Stored entries:
((

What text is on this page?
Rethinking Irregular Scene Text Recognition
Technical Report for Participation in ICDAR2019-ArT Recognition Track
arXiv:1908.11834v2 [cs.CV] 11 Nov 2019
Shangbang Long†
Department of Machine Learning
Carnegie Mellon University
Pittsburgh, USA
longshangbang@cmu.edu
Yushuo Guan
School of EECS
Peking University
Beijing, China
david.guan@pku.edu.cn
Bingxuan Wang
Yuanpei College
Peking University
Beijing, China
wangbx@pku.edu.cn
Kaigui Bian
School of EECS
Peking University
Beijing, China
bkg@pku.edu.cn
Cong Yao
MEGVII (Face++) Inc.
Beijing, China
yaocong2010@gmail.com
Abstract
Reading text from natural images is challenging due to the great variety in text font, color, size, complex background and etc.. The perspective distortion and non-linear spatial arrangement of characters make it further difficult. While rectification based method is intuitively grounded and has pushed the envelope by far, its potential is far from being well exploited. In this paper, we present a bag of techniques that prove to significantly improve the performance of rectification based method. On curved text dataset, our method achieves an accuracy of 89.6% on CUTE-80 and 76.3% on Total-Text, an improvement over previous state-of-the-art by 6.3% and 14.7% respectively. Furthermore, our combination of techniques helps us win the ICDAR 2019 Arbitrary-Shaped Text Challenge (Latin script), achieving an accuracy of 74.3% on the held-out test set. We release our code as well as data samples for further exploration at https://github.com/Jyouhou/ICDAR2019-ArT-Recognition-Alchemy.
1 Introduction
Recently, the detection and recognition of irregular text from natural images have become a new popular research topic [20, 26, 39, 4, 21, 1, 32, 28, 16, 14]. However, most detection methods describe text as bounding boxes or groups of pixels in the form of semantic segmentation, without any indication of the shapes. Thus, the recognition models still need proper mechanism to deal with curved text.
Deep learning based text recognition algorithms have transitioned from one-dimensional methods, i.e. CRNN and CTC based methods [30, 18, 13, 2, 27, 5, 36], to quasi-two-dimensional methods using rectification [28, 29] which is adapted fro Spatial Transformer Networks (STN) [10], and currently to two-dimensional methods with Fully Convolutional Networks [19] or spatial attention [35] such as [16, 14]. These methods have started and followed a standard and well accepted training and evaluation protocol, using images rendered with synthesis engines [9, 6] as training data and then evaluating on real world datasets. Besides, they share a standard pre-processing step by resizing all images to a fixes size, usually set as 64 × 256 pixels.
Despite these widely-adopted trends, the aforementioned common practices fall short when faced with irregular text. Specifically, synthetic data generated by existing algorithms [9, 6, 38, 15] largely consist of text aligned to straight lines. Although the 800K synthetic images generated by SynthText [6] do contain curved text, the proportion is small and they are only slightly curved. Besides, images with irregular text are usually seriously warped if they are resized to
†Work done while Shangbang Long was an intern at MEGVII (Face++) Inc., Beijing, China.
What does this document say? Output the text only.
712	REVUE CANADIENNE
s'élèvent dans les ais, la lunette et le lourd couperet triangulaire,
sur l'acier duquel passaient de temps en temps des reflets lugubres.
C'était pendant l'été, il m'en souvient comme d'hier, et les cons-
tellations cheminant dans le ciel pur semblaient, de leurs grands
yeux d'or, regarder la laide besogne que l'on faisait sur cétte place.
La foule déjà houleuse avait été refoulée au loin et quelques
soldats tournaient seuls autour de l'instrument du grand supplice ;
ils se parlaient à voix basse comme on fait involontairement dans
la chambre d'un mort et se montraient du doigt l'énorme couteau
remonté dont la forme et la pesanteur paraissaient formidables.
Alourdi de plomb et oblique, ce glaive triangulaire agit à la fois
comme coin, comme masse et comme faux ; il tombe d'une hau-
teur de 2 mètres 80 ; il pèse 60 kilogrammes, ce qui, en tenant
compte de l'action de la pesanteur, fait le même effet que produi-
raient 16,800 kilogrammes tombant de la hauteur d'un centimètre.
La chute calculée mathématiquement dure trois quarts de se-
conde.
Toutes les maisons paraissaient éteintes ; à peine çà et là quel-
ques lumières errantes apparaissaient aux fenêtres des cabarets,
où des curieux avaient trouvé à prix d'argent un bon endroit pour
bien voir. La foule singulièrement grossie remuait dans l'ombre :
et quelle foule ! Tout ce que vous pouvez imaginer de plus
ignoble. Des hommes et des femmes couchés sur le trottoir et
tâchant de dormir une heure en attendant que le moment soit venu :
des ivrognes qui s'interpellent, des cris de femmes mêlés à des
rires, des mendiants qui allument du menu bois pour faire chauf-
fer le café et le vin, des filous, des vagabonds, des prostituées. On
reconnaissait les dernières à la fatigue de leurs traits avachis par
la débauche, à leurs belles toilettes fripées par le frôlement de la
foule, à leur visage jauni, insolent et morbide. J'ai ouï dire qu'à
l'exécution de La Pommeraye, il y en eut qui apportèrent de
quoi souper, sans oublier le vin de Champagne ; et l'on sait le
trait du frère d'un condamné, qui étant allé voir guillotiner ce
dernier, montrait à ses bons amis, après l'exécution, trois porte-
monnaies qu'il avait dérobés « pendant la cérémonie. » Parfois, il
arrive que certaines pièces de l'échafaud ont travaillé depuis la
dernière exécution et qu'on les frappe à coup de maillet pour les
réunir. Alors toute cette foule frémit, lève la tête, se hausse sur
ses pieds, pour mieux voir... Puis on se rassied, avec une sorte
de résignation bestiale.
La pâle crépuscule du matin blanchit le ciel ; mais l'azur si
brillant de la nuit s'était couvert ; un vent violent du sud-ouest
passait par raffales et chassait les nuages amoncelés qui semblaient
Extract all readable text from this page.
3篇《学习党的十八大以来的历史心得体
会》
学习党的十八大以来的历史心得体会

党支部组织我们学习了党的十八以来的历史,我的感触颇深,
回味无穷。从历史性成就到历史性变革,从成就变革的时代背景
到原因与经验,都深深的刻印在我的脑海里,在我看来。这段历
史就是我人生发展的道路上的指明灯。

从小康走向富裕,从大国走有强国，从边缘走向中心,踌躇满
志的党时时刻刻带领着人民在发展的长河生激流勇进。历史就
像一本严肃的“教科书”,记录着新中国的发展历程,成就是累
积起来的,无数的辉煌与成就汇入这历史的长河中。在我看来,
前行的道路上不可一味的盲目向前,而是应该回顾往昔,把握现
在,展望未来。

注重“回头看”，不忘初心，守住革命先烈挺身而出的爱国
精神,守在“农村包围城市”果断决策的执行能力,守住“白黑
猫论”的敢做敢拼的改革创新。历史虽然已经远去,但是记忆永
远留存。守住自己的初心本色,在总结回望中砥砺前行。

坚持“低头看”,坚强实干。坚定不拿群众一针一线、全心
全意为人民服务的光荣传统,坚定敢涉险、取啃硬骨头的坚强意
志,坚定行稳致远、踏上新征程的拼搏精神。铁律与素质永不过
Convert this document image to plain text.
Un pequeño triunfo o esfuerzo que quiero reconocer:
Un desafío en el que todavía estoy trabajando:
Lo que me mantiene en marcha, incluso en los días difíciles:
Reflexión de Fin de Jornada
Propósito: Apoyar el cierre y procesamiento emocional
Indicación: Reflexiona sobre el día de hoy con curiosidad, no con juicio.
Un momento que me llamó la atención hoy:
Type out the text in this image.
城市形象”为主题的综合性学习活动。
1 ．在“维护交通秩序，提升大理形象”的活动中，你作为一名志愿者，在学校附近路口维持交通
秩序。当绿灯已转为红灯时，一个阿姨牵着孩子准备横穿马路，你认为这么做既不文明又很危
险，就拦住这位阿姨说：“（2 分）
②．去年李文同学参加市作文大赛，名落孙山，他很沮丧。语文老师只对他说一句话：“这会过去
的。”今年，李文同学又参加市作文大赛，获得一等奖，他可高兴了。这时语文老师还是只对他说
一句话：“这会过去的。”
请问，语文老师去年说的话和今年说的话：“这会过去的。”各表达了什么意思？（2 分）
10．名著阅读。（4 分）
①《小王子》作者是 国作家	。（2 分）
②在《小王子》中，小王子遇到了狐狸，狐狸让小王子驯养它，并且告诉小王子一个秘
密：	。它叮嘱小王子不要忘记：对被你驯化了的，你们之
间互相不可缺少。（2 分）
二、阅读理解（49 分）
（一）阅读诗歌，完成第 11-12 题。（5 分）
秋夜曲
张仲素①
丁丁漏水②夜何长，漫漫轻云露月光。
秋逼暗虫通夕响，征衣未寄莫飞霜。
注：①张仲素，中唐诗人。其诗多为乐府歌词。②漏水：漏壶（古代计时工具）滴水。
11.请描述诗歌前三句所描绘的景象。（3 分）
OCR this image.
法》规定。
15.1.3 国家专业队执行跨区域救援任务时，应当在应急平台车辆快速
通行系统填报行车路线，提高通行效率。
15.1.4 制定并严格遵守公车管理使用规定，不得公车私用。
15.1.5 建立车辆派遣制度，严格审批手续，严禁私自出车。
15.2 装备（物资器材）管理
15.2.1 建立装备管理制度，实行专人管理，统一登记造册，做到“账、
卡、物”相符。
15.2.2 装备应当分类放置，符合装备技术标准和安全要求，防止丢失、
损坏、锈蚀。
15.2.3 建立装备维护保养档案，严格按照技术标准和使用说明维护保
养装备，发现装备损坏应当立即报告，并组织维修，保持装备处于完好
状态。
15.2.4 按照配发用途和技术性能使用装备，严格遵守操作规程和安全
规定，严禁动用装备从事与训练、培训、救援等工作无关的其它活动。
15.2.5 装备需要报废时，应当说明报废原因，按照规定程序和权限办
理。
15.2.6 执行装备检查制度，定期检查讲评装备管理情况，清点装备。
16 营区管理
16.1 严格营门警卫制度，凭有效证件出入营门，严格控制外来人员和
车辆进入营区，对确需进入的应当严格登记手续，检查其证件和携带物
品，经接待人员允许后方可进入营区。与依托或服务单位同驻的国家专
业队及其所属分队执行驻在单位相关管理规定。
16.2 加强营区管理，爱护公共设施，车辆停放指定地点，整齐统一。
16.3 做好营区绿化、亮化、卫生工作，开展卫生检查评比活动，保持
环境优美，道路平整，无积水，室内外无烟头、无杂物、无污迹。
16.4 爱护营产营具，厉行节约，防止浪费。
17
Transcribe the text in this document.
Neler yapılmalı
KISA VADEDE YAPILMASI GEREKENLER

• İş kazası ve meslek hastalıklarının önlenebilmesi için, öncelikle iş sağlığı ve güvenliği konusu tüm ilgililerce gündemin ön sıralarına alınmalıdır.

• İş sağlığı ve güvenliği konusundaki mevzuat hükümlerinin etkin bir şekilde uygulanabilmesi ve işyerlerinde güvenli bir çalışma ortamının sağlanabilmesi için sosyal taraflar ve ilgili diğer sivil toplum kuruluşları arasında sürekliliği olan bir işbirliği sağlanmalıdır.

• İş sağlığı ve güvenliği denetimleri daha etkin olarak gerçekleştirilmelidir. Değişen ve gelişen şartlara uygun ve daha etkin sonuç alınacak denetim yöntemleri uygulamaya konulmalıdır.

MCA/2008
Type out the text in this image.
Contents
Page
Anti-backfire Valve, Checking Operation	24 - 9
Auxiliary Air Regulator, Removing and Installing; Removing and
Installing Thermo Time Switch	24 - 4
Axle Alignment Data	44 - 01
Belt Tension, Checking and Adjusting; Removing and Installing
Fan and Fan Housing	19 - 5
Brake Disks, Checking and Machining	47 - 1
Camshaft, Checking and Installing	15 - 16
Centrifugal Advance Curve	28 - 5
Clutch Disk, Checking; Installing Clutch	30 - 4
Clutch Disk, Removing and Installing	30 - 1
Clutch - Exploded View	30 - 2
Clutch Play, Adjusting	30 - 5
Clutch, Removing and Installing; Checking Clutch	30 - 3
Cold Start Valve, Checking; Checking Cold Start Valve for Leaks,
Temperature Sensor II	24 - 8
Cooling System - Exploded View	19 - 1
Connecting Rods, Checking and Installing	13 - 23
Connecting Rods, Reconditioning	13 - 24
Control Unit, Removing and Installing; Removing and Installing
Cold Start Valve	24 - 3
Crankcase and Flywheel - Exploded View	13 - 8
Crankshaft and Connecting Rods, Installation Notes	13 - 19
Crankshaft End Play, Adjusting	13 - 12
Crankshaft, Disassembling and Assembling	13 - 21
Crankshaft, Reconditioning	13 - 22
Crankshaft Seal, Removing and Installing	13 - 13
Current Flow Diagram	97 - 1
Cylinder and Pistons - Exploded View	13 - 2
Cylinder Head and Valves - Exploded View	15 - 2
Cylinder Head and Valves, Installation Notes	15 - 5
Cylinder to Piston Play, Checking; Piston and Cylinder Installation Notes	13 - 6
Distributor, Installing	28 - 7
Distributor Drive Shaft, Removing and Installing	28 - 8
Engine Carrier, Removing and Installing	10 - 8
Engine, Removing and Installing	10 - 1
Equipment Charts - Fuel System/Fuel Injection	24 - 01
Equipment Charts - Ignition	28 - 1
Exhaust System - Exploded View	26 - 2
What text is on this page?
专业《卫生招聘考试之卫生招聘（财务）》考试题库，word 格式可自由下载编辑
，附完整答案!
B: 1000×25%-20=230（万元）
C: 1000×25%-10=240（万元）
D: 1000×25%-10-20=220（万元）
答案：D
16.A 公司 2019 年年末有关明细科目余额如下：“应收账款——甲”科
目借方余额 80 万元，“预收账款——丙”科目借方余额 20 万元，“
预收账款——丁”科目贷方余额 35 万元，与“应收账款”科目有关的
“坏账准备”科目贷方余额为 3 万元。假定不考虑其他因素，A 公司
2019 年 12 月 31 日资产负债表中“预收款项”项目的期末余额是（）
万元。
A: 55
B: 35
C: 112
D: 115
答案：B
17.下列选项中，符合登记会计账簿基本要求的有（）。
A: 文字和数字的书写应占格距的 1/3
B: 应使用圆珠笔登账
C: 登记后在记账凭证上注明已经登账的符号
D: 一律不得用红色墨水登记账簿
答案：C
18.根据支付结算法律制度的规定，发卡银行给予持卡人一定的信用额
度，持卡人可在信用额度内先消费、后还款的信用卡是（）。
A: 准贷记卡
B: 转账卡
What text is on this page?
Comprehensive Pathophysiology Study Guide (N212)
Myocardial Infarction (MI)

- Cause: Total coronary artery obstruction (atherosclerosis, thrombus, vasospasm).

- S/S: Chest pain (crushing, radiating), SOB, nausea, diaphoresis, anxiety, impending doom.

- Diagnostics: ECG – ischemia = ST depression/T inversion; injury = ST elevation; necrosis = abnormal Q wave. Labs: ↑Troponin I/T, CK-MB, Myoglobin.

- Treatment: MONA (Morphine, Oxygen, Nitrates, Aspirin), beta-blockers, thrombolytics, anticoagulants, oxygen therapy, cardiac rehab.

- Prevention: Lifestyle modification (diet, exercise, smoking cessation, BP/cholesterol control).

))

◆ **Work to be completed**
Check each line of the records for the word "pour", and show the lines that contain it.

◆ **Worked solution**
où des curieux avaient trouvé à prix d'argent un bon endroit pour
rires, des mendiants qui allument du menu bois pour faire chauf-
dernière exécution et qu'on les frappe à coup de maillet pour les
ses pieds, pour mieux voir... Puis on se rassied, avec une sorte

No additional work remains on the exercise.